▸ Written request: Pictures don't belong in the copy; print all the records exactly.

▸ Provided data:
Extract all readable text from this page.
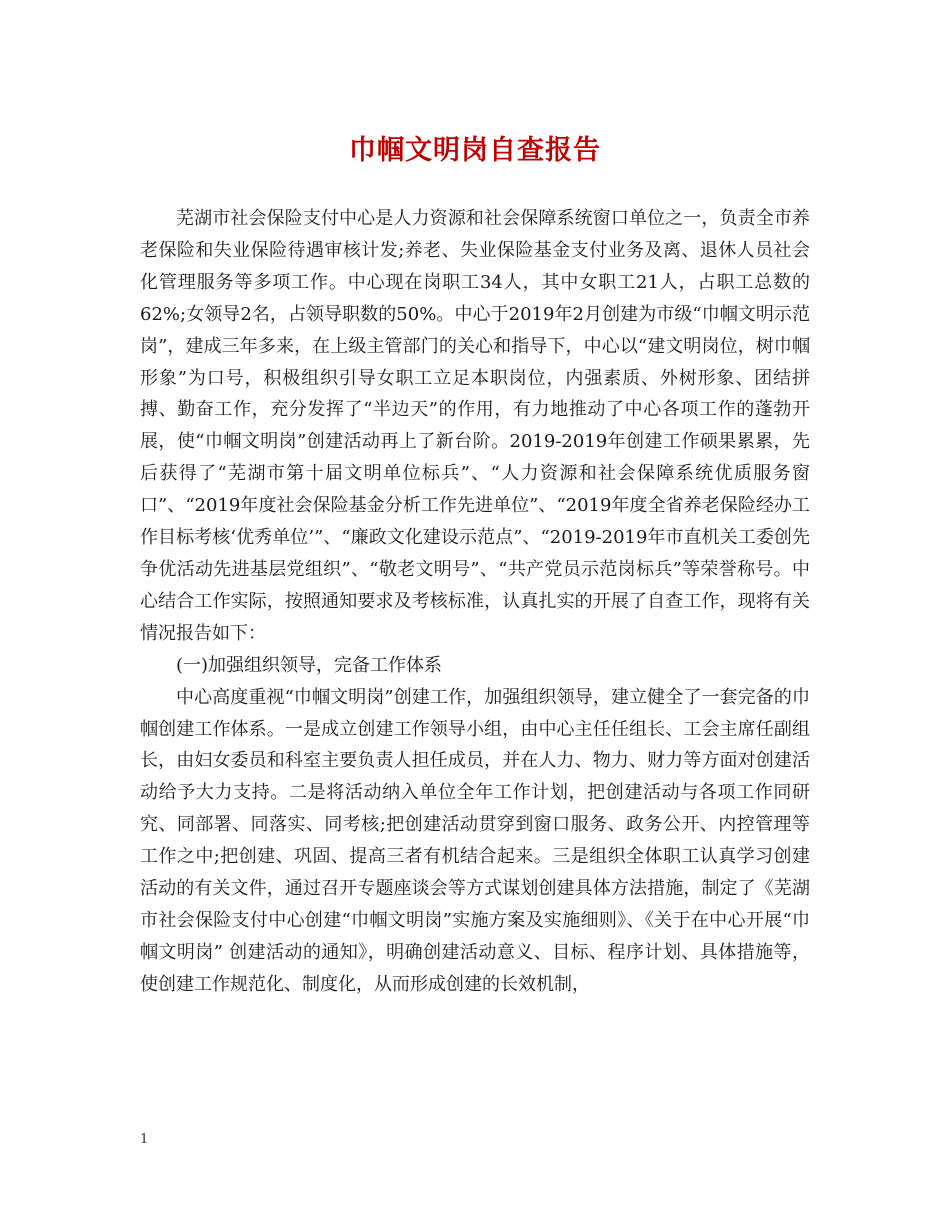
巾帼文明岗自查报告

芜湖市社会保险支付中心是人力资源和社会保障系统窗口单位之一，负责全市养老保险和失业保险待遇审核计发;养老、失业保险基金支付业务及离、退休人员社会化管理服务等多项工作。中心现在岗职工34人，其中女职工21人，占职工总数的62%;女领导2名，占领导职数的50%。中心于2019年2月创建为市级“巾帼文明示范岗”，建成三年多来，在上级主管部门的关心和指导下，中心以“建文明岗位，树巾帼形象”为口号，积极组织引导女职工立足本职岗位，内强素质、外树形象、团结拼搏、勤奋工作，充分发挥了“半边天”的作用，有力地推动了中心各项工作的蓬勃开展，使“巾帼文明岗”创建活动再上了新台阶。2019-2019年创建工作硕果累累，先后获得了“芜湖市第十届文明单位标兵”、“人力资源和社会保障系统优质服务窗口”、“2019年度社会保险基金分析工作先进单位”、“2019年度全省养老保险经办工作目标考核‘优秀单位’”、“廉政文化建设示范点”、“2019-2019年市直机关工委创先争优活动先进基层党组织”、“敬老文明号”、“共产党员示范岗标兵”等荣誉称号。中心结合工作实际，按照通知要求及考核标准，认真扎实的开展了自查工作，现将有关情况报告如下：

(一)加强组织领导，完备工作体系

中心高度重视“巾帼文明岗”创建工作，加强组织领导，建立健全了一套完备的巾帼创建工作体系。一是成立创建工作领导小组，由中心主任任组长、工会主席任副组长，由妇女委员和科室主要负责人担任成员，并在人力、物力、财力等方面对创建活动给予大力支持。二是将活动纳入单位全年工作计划，把创建活动与各项工作同研究、同部署、同落实、同考核;把创建活动贯穿到窗口服务、政务公开、内控管理等工作之中;把创建、巩固、提高三者有机结合起来。三是组织全体职工认真学习创建活动的有关文件，通过召开专题座谈会等方式谋划创建具体方法措施，制定了《芜湖市社会保险支付中心创建“巾帼文明岗”实施方案及实施细则》、《关于在中心开展“巾帼文明岗” 创建活动的通知》，明确创建活动意义、目标、程序计划、具体措施等，使创建工作规范化、制度化，从而形成创建的长效机制，

1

▸ Exercise result:
Extract all readable text from this page.
巾帼文明岗自查报告

芜湖市社会保险支付中心是人力资源和社会保障系统窗口单位之一，负责全市养老保险和失业保险待遇审核计发;养老、失业保险基金支付业务及离、退休人员社会化管理服务等多项工作。中心现在岗职工34人，其中女职工21人，占职工总数的62%;女领导2名，占领导职数的50%。中心于2019年2月创建为市级“巾帼文明示范岗”，建成三年多来，在上级主管部门的关心和指导下，中心以“建文明岗位，树巾帼形象”为口号，积极组织引导女职工立足本职岗位，内强素质、外树形象、团结拼搏、勤奋工作，充分发挥了“半边天”的作用，有力地推动了中心各项工作的蓬勃开展，使“巾帼文明岗”创建活动再上了新台阶。2019-2019年创建工作硕果累累，先后获得了“芜湖市第十届文明单位标兵”、“人力资源和社会保障系统优质服务窗口”、“2019年度社会保险基金分析工作先进单位”、“2019年度全省养老保险经办工作目标考核‘优秀单位’”、“廉政文化建设示范点”、“2019-2019年市直机关工委创先争优活动先进基层党组织”、“敬老文明号”、“共产党员示范岗标兵”等荣誉称号。中心结合工作实际，按照通知要求及考核标准，认真扎实的开展了自查工作，现将有关情况报告如下：

(一)加强组织领导，完备工作体系

中心高度重视“巾帼文明岗”创建工作，加强组织领导，建立健全了一套完备的巾帼创建工作体系。一是成立创建工作领导小组，由中心主任任组长、工会主席任副组长，由妇女委员和科室主要负责人担任成员，并在人力、物力、财力等方面对创建活动给予大力支持。二是将活动纳入单位全年工作计划，把创建活动与各项工作同研究、同部署、同落实、同考核;把创建活动贯穿到窗口服务、政务公开、内控管理等工作之中;把创建、巩固、提高三者有机结合起来。三是组织全体职工认真学习创建活动的有关文件，通过召开专题座谈会等方式谋划创建具体方法措施，制定了《芜湖市社会保险支付中心创建“巾帼文明岗”实施方案及实施细则》、《关于在中心开展“巾帼文明岗” 创建活动的通知》，明确创建活动意义、目标、程序计划、具体措施等，使创建工作规范化、制度化，从而形成创建的长效机制，

1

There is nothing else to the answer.